• What to work on: Take each line containing "name" and report it exactly as written.

• Material supplied:

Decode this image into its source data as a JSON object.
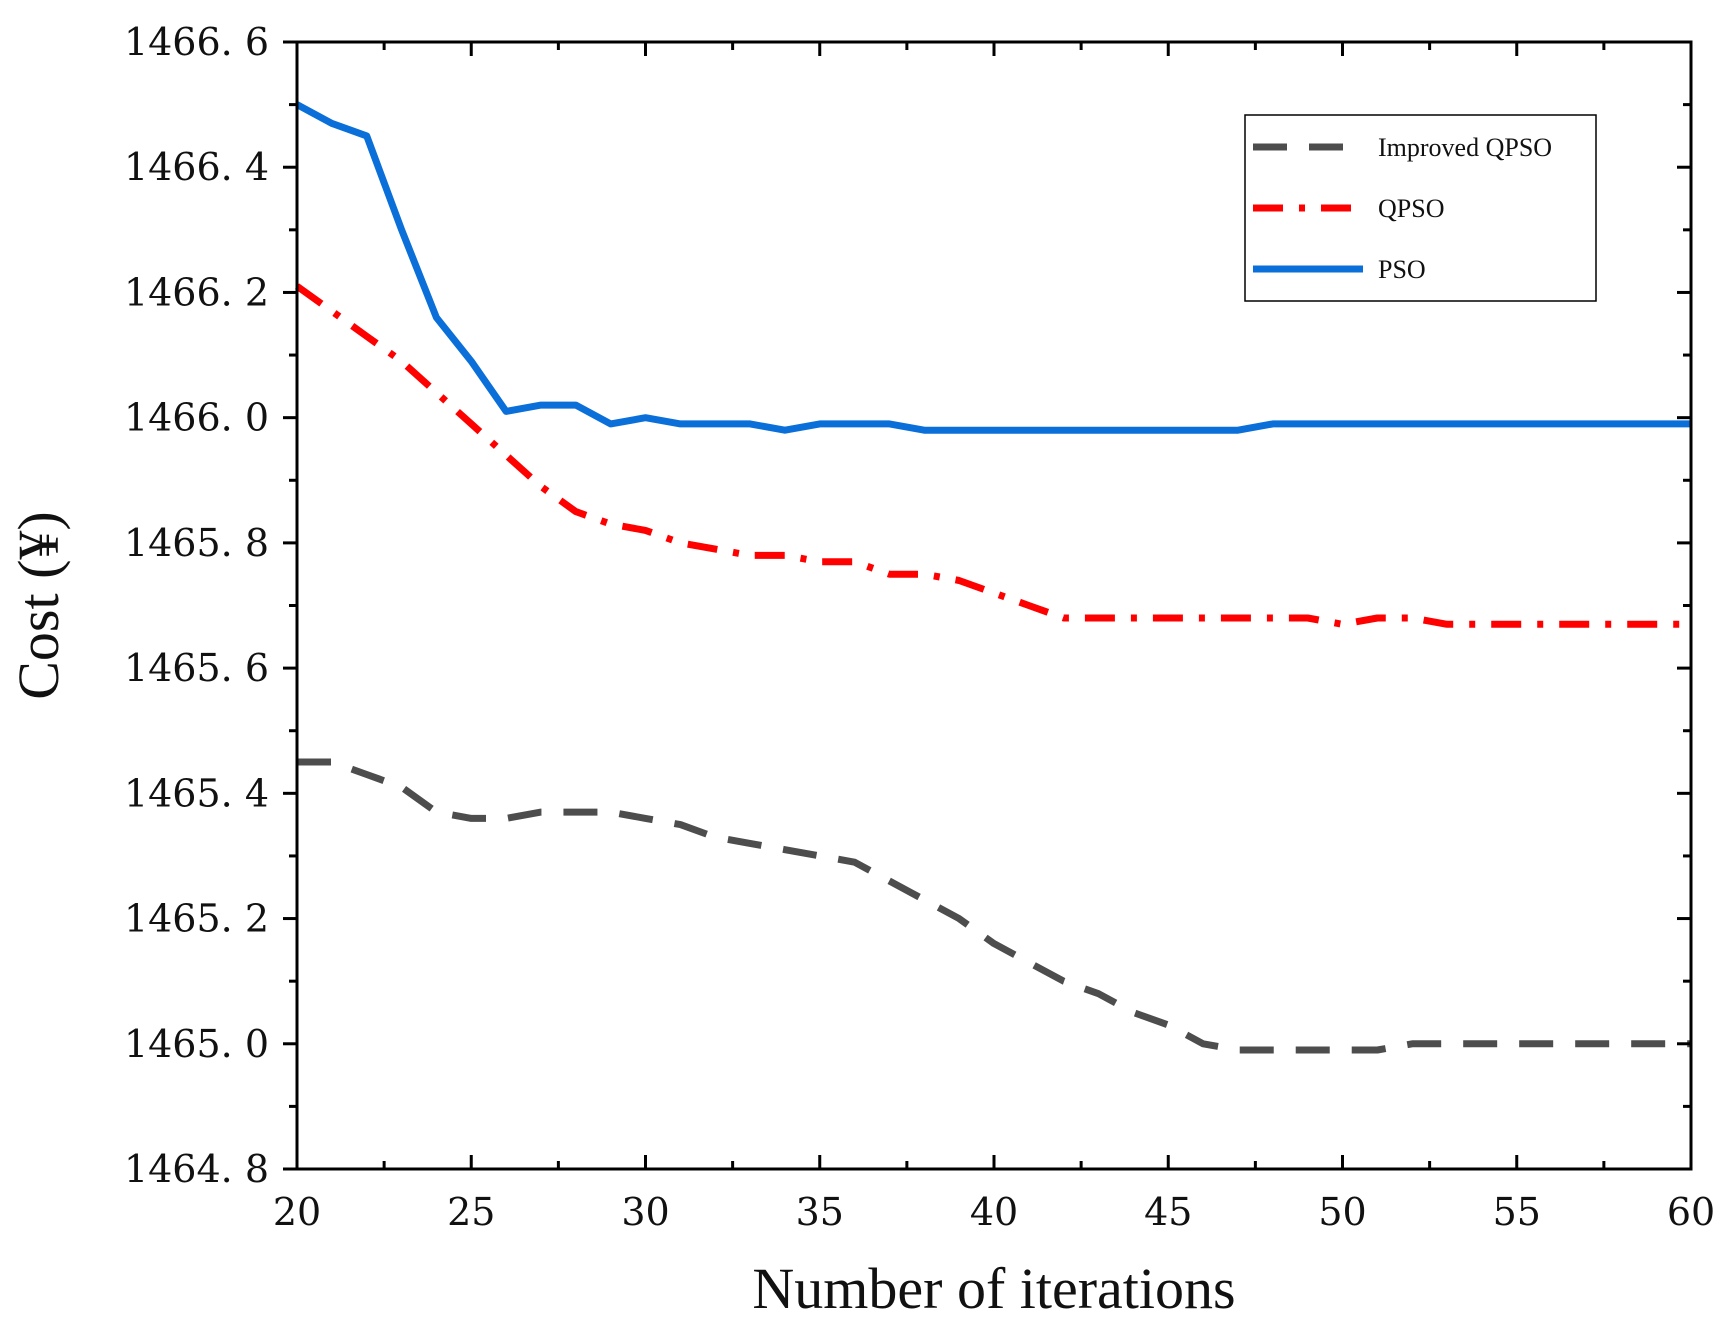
{
  "chart_data": {
    "type": "line",
    "title": "",
    "xlabel": "Number of iterations",
    "ylabel": "Cost (¥)",
    "xlim": [
      20,
      60
    ],
    "ylim": [
      1464.8,
      1466.6
    ],
    "x_ticks": [
      20,
      25,
      30,
      35,
      40,
      45,
      50,
      55,
      60
    ],
    "x_tick_labels": [
      "20",
      "25",
      "30",
      "35",
      "40",
      "45",
      "50",
      "55",
      "60"
    ],
    "y_ticks": [
      1464.8,
      1465.0,
      1465.2,
      1465.4,
      1465.6,
      1465.8,
      1466.0,
      1466.2,
      1466.4,
      1466.6
    ],
    "y_tick_labels": [
      "1464. 8",
      "1465. 0",
      "1465. 2",
      "1465. 4",
      "1465. 6",
      "1465. 8",
      "1466. 0",
      "1466. 2",
      "1466. 4",
      "1466. 6"
    ],
    "legend_position": "top-right",
    "grid": false,
    "x": [
      20,
      21,
      22,
      23,
      24,
      25,
      26,
      27,
      28,
      29,
      30,
      31,
      32,
      33,
      34,
      35,
      36,
      37,
      38,
      39,
      40,
      41,
      42,
      43,
      44,
      45,
      46,
      47,
      48,
      49,
      50,
      51,
      52,
      53,
      54,
      55,
      56,
      57,
      58,
      59,
      60
    ],
    "series": [
      {
        "name": "Improved QPSO",
        "color": "#4d4d4d",
        "style": "dash",
        "values": [
          1465.45,
          1465.45,
          1465.43,
          1465.41,
          1465.37,
          1465.36,
          1465.36,
          1465.37,
          1465.37,
          1465.37,
          1465.36,
          1465.35,
          1465.33,
          1465.32,
          1465.31,
          1465.3,
          1465.29,
          1465.26,
          1465.23,
          1465.2,
          1465.16,
          1465.13,
          1465.1,
          1465.08,
          1465.05,
          1465.03,
          1465.0,
          1464.99,
          1464.99,
          1464.99,
          1464.99,
          1464.99,
          1465.0,
          1465.0,
          1465.0,
          1465.0,
          1465.0,
          1465.0,
          1465.0,
          1465.0,
          1465.0
        ]
      },
      {
        "name": "QPSO",
        "color": "#ff0000",
        "style": "dashdot",
        "values": [
          1466.21,
          1466.17,
          1466.13,
          1466.09,
          1466.04,
          1465.99,
          1465.94,
          1465.89,
          1465.85,
          1465.83,
          1465.82,
          1465.8,
          1465.79,
          1465.78,
          1465.78,
          1465.77,
          1465.77,
          1465.75,
          1465.75,
          1465.74,
          1465.72,
          1465.7,
          1465.68,
          1465.68,
          1465.68,
          1465.68,
          1465.68,
          1465.68,
          1465.68,
          1465.68,
          1465.67,
          1465.68,
          1465.68,
          1465.67,
          1465.67,
          1465.67,
          1465.67,
          1465.67,
          1465.67,
          1465.67,
          1465.67
        ]
      },
      {
        "name": "PSO",
        "color": "#0a6fd8",
        "style": "solid",
        "values": [
          1466.5,
          1466.47,
          1466.45,
          1466.3,
          1466.16,
          1466.09,
          1466.01,
          1466.02,
          1466.02,
          1465.99,
          1466.0,
          1465.99,
          1465.99,
          1465.99,
          1465.98,
          1465.99,
          1465.99,
          1465.99,
          1465.98,
          1465.98,
          1465.98,
          1465.98,
          1465.98,
          1465.98,
          1465.98,
          1465.98,
          1465.98,
          1465.98,
          1465.99,
          1465.99,
          1465.99,
          1465.99,
          1465.99,
          1465.99,
          1465.99,
          1465.99,
          1465.99,
          1465.99,
          1465.99,
          1465.99,
          1465.99
        ]
      }
    ]
  }
}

• Full output:
        "name": "Improved QPSO",
        "name": "QPSO",
        "name": "PSO",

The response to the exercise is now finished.